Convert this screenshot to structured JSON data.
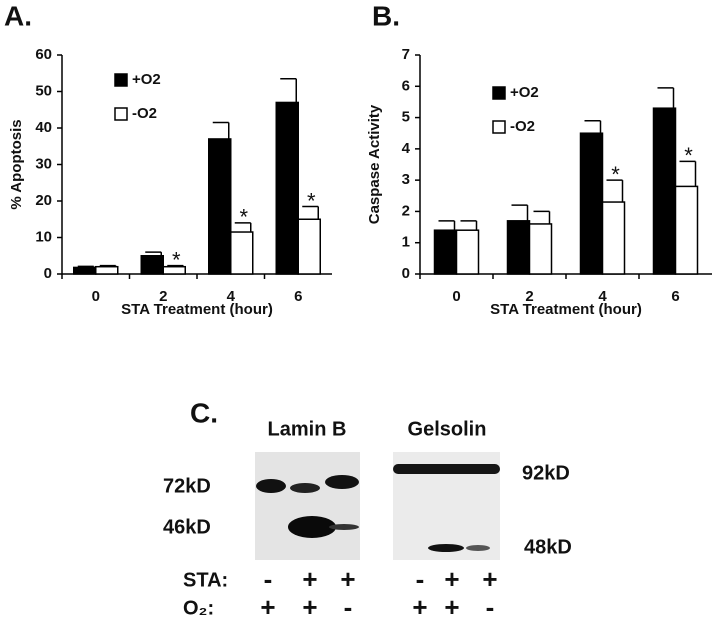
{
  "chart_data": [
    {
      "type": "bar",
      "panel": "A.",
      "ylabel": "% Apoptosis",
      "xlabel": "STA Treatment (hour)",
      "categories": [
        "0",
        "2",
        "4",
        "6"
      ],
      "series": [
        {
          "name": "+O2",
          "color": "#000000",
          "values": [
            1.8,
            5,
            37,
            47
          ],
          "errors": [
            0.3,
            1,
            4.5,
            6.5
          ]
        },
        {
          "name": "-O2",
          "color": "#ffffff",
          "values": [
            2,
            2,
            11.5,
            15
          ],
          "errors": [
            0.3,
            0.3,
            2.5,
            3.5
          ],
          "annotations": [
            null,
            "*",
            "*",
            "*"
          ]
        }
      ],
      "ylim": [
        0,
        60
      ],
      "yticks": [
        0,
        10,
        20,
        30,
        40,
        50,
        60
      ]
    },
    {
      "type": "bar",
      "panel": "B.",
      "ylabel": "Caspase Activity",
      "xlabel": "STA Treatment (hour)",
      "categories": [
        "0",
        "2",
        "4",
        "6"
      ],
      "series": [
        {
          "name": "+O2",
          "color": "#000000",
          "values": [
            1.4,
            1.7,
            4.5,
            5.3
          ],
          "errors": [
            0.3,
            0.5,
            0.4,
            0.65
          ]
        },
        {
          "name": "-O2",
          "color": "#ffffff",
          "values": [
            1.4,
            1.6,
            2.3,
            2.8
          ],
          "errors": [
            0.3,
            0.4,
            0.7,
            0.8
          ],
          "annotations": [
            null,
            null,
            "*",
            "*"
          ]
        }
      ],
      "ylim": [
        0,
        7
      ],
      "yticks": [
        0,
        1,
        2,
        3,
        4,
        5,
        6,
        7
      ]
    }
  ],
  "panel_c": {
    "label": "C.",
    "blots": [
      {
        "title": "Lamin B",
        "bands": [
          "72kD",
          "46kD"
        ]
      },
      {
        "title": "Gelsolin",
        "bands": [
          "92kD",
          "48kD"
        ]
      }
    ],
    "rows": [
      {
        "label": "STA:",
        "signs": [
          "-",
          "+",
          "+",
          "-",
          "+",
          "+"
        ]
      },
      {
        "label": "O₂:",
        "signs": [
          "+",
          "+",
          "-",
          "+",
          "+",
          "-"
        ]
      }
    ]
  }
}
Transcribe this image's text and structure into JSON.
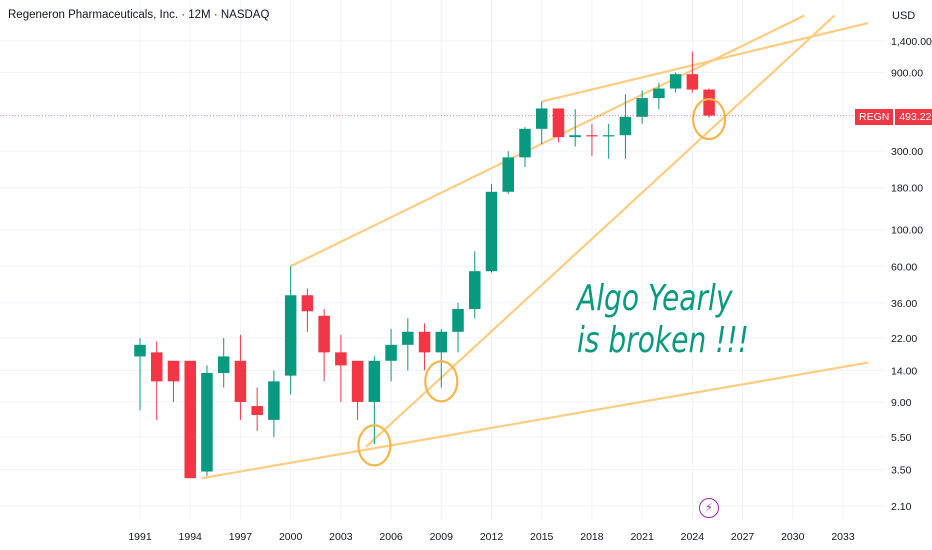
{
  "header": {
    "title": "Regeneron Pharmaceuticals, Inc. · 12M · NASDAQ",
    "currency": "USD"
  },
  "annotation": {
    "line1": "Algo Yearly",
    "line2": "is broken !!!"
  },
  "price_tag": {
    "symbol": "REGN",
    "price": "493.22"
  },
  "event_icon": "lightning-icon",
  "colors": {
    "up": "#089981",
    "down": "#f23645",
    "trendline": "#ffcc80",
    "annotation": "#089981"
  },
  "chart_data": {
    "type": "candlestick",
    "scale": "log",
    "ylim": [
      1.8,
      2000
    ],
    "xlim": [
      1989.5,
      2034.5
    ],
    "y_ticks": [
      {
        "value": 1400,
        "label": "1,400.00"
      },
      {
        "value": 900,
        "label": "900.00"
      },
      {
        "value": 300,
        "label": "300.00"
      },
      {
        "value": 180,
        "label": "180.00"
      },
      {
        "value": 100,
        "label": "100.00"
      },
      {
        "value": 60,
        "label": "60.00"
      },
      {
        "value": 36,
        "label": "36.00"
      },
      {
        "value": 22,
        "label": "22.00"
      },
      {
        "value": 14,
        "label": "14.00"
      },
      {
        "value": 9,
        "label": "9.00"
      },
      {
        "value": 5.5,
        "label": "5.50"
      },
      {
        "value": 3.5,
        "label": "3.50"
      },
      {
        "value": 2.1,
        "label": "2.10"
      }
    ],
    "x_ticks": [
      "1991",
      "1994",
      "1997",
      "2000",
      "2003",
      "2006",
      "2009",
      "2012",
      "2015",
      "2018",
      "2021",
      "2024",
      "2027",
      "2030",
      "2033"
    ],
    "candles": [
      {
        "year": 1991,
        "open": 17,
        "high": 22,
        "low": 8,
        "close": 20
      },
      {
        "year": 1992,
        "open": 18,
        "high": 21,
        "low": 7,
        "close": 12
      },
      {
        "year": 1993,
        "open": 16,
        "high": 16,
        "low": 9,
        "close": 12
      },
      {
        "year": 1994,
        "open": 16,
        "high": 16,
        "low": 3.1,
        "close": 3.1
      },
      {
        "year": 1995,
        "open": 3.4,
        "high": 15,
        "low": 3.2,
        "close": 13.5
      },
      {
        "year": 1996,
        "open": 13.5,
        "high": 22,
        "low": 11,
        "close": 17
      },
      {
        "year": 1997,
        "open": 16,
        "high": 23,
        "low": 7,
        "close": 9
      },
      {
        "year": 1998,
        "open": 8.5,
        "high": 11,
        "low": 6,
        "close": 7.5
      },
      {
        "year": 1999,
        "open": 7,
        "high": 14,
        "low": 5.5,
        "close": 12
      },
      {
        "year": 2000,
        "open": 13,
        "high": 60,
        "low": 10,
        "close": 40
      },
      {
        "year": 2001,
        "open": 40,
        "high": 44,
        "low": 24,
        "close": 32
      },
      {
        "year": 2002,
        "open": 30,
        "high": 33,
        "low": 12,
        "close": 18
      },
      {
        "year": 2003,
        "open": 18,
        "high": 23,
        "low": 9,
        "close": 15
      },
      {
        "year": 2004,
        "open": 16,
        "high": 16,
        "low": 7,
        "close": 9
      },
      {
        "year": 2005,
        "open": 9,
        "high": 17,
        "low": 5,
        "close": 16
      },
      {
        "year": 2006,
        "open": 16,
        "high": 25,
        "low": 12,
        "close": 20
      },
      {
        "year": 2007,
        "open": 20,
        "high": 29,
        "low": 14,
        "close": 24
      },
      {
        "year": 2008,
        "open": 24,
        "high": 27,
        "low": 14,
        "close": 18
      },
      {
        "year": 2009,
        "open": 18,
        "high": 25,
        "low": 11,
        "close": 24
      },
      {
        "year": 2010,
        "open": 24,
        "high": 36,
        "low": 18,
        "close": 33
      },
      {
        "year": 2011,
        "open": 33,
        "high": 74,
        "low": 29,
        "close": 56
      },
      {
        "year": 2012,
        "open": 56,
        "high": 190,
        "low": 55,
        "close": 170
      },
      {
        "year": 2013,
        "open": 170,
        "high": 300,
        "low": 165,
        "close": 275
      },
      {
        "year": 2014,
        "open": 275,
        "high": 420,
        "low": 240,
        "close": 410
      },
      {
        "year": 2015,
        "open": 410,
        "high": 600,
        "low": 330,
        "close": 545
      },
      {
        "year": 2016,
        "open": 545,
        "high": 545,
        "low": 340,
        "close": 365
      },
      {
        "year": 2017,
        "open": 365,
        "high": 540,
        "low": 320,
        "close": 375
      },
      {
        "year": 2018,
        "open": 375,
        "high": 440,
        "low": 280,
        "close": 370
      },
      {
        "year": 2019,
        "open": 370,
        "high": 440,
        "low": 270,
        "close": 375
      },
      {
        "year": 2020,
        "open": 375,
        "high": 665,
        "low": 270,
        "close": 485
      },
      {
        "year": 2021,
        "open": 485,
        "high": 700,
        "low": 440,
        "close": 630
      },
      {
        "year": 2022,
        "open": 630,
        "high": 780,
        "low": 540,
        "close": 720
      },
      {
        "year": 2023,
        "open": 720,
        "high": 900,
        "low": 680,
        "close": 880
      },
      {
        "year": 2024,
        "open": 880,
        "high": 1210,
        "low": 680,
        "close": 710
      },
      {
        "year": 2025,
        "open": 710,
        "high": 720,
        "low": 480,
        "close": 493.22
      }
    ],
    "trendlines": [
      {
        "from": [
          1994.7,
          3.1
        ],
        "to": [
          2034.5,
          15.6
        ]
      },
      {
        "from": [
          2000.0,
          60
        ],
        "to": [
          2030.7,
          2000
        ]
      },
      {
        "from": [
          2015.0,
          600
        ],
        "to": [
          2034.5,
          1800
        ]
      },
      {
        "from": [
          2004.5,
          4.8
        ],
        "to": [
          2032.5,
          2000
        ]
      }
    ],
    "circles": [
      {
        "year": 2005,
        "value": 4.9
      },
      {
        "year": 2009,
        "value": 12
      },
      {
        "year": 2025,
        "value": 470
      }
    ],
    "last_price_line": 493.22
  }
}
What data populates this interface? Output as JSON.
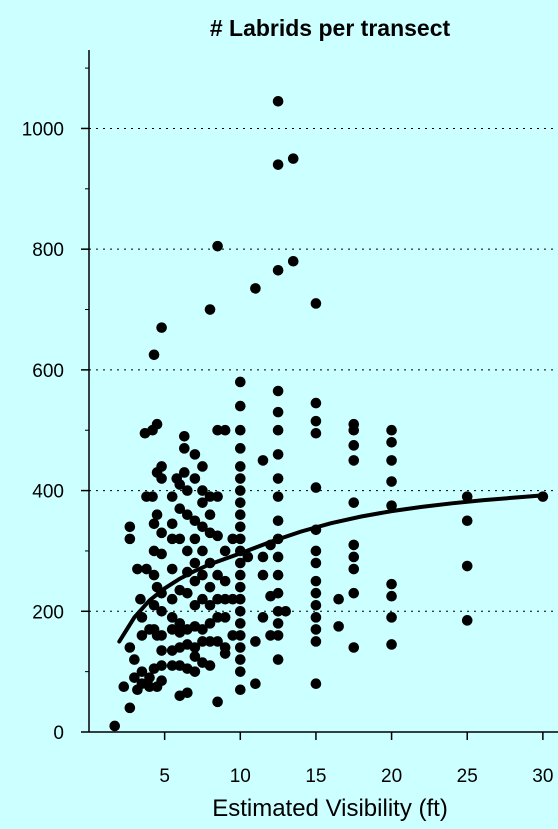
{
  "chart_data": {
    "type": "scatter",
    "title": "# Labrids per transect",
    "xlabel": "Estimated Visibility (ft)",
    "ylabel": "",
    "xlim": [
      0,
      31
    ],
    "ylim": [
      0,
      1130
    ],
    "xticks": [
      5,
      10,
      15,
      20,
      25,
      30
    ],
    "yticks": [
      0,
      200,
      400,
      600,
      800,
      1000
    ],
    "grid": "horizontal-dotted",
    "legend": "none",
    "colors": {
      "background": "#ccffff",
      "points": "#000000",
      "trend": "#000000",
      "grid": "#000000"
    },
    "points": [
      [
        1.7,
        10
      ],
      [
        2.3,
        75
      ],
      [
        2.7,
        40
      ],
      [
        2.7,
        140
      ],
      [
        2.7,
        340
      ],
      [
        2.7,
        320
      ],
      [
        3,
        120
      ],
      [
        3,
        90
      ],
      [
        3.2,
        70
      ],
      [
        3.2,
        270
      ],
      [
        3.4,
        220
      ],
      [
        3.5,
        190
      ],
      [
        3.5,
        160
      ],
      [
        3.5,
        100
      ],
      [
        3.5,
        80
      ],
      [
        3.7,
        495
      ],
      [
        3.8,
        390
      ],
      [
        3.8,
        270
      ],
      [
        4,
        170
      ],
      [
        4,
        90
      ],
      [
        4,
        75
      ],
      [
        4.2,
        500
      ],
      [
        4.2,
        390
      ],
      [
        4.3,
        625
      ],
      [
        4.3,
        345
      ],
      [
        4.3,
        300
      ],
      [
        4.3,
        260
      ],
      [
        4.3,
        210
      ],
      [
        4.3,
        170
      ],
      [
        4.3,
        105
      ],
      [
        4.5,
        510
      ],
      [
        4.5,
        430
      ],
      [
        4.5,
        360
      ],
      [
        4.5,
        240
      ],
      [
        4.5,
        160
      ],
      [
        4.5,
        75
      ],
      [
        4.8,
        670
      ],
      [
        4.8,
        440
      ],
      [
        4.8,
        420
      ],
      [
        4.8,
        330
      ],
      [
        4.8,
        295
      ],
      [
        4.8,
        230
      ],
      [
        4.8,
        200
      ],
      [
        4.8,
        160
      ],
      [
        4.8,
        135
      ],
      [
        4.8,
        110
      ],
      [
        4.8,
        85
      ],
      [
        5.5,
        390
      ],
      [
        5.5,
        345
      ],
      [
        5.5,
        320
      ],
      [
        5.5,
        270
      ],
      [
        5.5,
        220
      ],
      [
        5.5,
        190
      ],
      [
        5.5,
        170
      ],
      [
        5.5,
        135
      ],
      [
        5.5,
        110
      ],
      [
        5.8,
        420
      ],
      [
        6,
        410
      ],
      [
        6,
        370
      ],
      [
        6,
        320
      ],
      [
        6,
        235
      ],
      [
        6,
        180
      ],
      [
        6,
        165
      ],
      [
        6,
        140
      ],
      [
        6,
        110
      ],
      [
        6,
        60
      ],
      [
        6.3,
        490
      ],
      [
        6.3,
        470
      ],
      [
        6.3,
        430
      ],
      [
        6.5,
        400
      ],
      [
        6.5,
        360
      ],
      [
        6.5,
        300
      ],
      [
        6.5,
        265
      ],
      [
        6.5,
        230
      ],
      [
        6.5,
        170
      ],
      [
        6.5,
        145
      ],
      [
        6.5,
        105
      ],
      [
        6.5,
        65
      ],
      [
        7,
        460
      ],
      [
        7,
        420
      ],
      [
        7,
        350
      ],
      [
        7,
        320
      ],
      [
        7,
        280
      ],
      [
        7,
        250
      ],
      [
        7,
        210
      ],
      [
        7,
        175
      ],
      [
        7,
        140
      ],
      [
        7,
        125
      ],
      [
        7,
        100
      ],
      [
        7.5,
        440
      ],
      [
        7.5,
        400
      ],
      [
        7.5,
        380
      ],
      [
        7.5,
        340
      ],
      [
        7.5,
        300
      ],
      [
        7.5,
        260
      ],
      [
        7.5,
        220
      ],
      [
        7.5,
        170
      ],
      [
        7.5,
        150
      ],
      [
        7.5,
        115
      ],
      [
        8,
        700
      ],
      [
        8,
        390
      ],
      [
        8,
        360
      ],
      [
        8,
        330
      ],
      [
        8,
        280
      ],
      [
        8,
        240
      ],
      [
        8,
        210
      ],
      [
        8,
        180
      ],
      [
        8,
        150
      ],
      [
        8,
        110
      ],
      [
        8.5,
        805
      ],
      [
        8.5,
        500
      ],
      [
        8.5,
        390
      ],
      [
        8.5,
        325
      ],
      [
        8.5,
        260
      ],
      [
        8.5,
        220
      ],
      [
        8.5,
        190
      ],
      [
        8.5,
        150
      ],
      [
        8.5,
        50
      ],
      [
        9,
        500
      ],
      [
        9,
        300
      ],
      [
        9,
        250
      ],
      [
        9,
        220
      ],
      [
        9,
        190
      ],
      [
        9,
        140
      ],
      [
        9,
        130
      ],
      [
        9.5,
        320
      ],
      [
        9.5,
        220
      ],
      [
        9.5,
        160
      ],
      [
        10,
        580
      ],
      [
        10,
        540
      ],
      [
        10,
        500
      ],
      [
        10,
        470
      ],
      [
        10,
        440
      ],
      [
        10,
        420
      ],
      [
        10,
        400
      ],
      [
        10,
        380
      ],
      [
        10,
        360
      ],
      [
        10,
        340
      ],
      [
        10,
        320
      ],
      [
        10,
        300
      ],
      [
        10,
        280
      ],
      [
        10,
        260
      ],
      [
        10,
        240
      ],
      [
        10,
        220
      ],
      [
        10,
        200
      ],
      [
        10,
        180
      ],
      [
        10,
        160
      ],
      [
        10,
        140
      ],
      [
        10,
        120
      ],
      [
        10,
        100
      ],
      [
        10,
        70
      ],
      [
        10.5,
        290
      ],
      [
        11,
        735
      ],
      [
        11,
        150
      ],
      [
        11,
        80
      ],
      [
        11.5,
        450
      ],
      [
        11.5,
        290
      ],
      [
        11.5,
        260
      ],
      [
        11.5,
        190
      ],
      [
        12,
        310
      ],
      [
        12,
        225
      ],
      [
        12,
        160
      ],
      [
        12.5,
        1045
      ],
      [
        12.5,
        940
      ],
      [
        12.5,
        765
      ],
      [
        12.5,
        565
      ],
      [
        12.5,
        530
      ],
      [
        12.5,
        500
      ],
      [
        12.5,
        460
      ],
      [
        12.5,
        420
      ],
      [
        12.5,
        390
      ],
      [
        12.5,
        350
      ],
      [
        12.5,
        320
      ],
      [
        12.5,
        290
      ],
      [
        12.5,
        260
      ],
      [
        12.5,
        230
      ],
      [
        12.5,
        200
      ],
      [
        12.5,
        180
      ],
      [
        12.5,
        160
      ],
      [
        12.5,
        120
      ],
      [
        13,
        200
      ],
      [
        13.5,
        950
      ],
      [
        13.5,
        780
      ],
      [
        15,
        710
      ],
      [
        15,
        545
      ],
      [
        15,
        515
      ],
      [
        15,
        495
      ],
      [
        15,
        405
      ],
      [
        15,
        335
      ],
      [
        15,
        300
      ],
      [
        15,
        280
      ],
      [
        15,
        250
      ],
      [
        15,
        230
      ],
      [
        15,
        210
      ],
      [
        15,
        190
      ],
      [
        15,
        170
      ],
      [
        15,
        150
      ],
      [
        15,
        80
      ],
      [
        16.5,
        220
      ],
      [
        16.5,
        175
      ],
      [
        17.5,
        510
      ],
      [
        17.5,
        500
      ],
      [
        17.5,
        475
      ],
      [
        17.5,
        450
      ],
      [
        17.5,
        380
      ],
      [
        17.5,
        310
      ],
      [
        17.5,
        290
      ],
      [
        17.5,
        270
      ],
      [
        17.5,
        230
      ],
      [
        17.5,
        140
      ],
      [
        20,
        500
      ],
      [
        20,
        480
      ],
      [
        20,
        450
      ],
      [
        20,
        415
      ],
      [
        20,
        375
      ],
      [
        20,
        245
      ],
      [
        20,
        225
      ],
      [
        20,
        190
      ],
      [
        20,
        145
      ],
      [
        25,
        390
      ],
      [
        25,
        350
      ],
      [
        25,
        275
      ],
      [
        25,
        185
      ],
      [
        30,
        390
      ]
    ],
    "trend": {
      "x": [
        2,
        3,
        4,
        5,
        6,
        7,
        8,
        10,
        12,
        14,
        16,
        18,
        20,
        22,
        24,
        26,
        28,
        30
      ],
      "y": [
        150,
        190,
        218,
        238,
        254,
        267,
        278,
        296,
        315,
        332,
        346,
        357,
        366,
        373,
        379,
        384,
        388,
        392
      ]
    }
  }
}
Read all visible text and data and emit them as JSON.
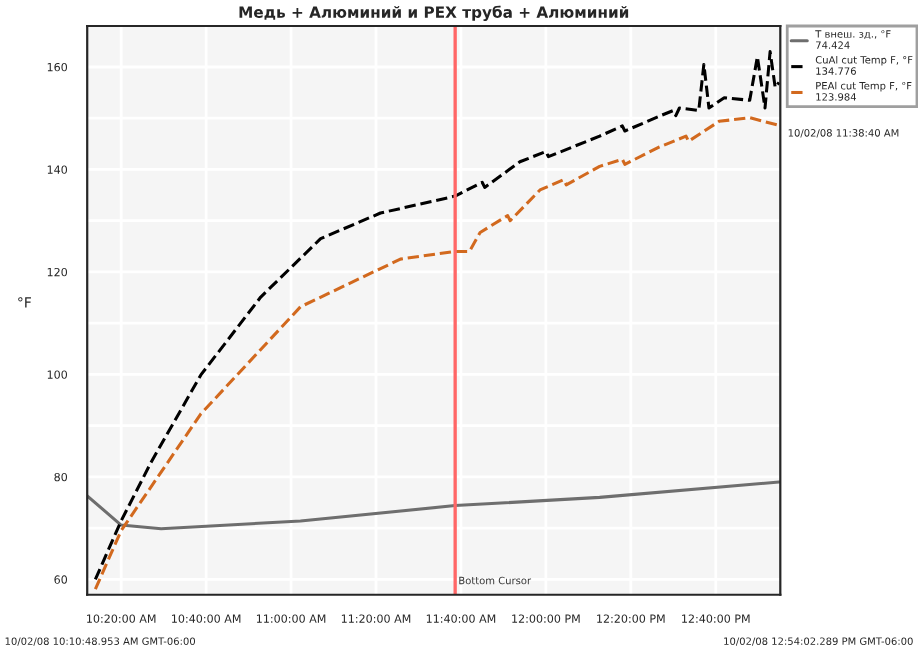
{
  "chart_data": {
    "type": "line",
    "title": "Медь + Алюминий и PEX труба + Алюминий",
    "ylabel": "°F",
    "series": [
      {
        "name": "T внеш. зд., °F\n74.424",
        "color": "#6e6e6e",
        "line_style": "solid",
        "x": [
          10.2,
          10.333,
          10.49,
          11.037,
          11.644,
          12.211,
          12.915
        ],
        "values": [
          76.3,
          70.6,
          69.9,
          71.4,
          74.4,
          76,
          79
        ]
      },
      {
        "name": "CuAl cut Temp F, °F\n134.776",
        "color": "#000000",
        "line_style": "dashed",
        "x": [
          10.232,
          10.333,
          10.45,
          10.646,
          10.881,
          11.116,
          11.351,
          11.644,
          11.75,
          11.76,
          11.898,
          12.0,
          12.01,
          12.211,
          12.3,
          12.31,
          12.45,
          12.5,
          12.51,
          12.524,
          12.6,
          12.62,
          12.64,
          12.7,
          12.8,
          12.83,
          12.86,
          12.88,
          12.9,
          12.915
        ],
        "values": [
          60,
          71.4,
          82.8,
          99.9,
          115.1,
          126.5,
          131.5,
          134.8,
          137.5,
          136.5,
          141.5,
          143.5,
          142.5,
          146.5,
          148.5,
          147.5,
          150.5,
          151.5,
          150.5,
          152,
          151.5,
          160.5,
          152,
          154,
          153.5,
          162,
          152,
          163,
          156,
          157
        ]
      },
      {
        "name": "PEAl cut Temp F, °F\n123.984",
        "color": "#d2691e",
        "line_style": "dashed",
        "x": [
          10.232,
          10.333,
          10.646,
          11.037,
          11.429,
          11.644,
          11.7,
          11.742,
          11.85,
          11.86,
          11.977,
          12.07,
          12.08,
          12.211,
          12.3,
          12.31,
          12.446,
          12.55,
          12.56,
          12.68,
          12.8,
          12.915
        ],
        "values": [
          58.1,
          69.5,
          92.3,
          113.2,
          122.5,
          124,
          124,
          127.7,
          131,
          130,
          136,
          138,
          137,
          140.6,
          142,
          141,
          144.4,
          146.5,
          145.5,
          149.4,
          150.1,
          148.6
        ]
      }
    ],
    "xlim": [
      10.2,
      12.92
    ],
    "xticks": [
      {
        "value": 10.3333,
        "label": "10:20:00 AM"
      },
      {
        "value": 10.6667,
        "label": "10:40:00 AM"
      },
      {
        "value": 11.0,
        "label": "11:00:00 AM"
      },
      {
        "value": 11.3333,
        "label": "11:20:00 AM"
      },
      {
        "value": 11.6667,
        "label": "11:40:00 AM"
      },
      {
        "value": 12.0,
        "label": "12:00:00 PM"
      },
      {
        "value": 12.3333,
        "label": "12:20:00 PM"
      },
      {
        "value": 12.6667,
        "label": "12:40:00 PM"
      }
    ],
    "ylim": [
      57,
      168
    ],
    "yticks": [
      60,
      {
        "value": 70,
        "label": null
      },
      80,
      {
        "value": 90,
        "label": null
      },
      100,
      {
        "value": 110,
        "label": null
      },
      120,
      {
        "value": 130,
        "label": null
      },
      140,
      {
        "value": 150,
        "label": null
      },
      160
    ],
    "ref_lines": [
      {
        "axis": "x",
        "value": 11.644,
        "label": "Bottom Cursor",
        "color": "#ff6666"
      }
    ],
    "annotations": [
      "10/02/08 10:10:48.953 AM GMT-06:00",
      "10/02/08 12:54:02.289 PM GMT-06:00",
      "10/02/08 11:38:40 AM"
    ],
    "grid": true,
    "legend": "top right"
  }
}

####################

- **Job**
Give nothing but the number of lines containing the string "text".

- **The completed task**
2